### Records from a dataset
_ _ _ _ _
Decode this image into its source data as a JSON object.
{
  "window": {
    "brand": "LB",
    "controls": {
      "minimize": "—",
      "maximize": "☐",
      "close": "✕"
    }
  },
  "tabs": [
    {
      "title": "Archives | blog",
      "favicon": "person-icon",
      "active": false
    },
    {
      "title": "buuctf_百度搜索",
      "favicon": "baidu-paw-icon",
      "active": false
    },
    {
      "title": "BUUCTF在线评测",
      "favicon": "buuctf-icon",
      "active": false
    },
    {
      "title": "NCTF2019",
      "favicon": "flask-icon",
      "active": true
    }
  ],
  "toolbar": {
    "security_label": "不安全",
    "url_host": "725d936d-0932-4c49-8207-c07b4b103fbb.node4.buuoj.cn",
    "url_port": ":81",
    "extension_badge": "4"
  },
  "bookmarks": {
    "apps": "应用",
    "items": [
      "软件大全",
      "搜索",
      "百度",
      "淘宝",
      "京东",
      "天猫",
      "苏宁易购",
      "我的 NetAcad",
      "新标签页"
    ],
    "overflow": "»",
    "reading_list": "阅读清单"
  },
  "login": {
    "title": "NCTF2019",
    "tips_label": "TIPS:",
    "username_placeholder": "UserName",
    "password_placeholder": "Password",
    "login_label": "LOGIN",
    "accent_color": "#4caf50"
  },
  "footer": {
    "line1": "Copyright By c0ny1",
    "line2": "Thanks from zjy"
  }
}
_ _ _ _ _
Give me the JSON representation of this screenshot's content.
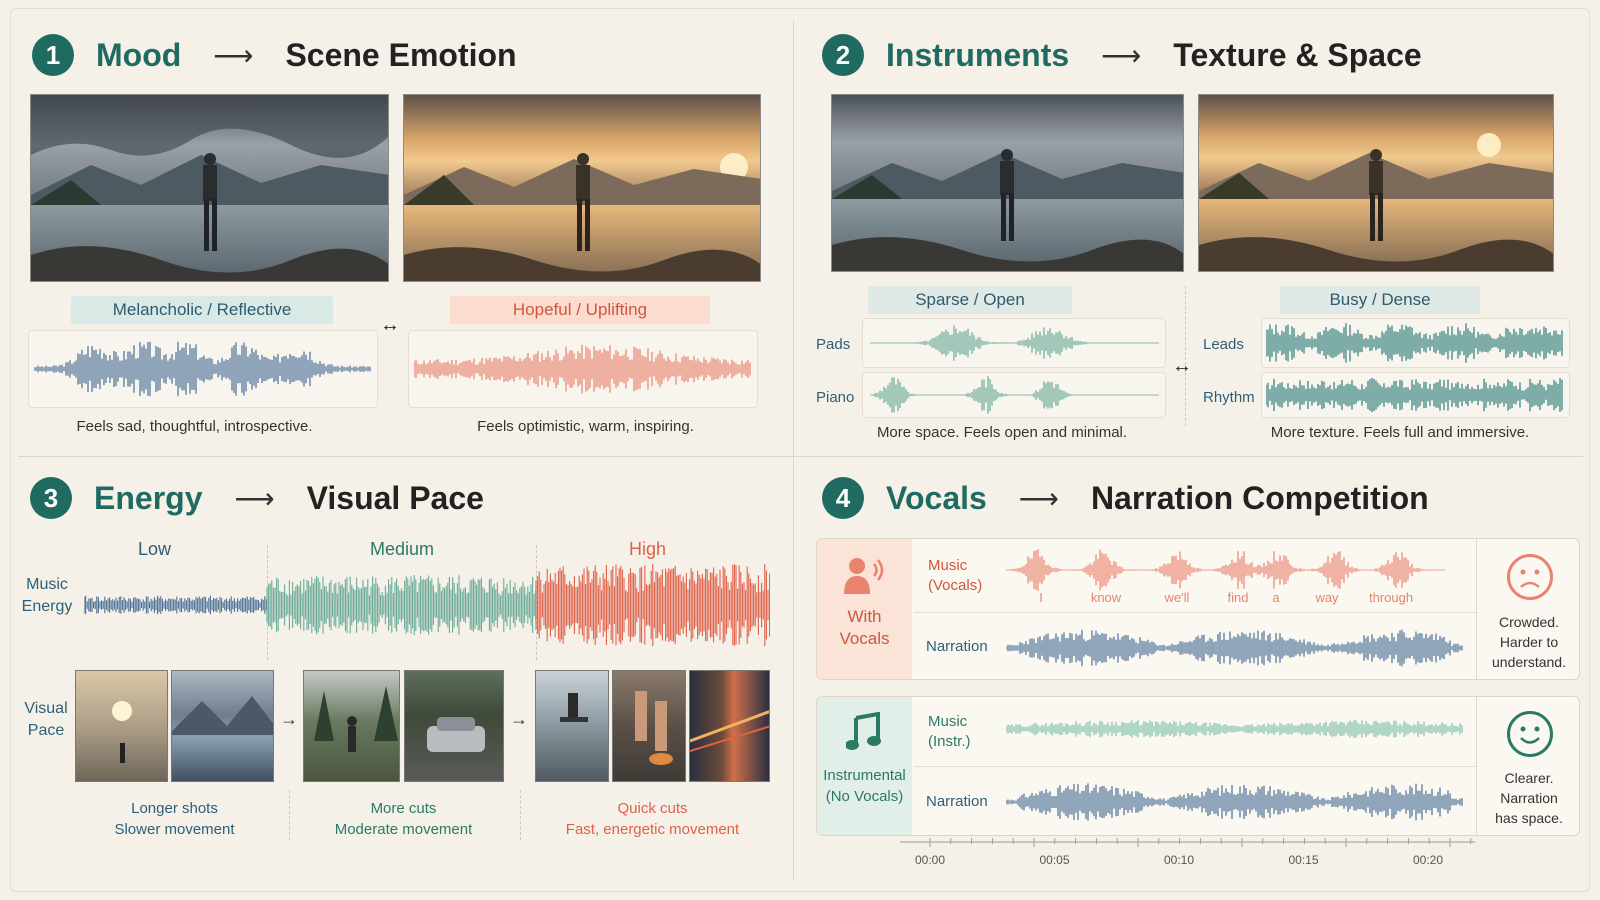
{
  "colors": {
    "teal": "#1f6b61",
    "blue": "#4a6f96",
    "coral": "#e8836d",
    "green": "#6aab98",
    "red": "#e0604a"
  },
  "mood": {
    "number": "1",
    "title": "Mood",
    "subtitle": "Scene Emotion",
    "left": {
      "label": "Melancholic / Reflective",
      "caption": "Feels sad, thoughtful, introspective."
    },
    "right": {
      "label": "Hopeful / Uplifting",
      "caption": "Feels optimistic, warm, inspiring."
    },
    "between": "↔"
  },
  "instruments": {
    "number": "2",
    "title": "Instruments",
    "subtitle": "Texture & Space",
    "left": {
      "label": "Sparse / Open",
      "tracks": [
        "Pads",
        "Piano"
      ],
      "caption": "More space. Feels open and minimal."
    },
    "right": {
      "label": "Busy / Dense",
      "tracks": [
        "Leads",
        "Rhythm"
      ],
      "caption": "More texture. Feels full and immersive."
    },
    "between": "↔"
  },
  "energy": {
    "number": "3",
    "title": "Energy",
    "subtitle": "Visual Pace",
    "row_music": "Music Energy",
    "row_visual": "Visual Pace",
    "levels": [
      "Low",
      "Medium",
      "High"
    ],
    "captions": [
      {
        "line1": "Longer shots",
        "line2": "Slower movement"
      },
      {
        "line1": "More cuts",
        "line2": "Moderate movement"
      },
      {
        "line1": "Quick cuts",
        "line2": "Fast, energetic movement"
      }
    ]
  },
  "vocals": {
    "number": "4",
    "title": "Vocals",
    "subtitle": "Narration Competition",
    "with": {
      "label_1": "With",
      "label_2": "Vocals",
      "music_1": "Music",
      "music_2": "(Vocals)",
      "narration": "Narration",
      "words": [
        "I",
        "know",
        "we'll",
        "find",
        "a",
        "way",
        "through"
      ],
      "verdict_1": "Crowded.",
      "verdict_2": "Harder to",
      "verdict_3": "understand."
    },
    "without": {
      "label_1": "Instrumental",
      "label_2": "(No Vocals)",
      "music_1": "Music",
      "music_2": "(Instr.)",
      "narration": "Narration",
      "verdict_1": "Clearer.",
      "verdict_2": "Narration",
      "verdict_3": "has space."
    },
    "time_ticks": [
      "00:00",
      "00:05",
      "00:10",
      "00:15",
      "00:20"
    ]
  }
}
_ _ _ _ _
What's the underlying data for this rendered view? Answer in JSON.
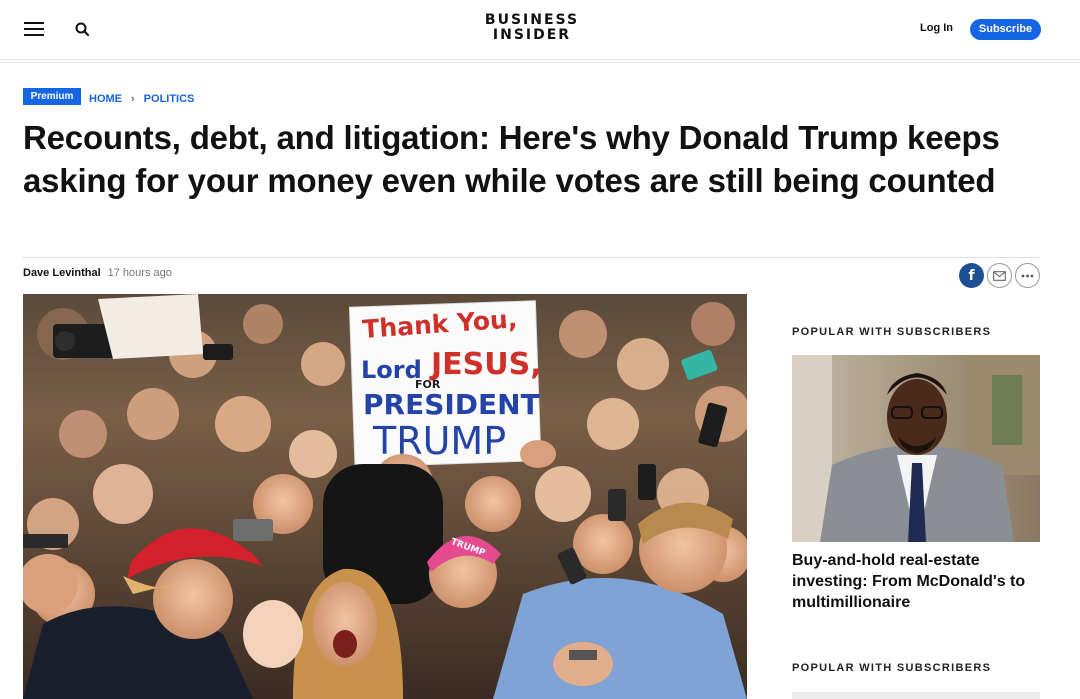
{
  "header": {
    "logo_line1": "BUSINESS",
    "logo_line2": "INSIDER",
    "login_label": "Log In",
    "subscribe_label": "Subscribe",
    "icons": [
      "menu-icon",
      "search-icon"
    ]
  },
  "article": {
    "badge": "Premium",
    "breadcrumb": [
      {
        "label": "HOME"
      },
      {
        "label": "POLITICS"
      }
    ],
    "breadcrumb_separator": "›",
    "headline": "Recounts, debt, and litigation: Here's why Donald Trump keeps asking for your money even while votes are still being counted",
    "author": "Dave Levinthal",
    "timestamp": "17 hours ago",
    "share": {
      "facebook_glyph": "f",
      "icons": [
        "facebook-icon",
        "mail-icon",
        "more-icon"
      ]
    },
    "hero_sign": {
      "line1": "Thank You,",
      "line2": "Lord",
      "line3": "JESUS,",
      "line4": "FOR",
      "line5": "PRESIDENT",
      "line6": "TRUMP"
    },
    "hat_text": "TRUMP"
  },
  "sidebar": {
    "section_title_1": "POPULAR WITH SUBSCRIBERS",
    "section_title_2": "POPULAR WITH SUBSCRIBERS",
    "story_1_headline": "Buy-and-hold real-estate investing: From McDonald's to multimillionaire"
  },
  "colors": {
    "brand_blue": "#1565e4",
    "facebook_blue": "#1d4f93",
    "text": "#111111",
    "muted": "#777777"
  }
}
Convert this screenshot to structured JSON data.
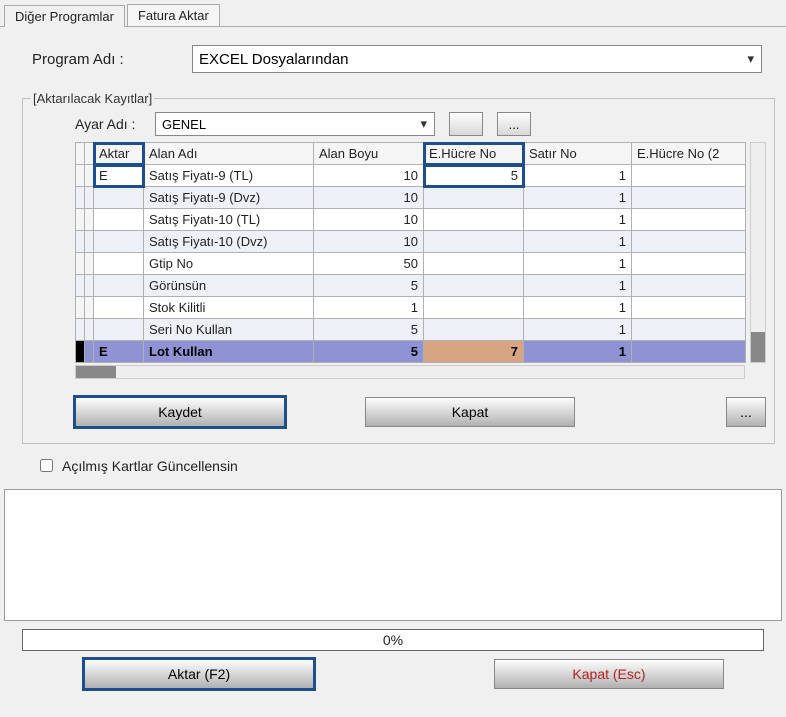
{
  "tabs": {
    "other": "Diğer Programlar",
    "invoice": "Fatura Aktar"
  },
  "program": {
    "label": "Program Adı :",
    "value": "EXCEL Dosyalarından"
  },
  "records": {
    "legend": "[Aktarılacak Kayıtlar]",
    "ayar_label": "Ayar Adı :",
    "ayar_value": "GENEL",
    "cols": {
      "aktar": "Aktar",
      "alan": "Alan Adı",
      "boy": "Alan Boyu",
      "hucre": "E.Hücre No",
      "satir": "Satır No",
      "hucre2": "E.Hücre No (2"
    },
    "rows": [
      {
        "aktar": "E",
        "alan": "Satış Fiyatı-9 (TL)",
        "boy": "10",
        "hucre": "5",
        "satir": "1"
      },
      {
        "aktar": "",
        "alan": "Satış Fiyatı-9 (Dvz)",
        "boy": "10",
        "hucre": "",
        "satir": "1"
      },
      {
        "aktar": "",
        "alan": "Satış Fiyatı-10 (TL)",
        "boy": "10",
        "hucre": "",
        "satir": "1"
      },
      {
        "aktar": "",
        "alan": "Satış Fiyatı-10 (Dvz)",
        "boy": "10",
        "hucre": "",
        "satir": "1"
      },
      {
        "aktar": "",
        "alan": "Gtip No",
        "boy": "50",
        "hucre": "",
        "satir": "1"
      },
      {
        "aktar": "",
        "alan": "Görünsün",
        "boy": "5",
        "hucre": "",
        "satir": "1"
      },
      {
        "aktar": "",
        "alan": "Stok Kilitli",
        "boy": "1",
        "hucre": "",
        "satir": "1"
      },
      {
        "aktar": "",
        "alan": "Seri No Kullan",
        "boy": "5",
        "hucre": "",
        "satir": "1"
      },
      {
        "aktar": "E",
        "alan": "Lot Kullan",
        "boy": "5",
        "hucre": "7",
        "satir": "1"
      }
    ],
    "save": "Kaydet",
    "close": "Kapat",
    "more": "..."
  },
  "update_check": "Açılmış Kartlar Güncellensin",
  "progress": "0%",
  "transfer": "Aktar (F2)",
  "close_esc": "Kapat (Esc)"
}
_ _ _ _ _
### Goal
For the listing above, give the number of lines in which the string "Visual" occurs, and nothing else.

### Problem solution
2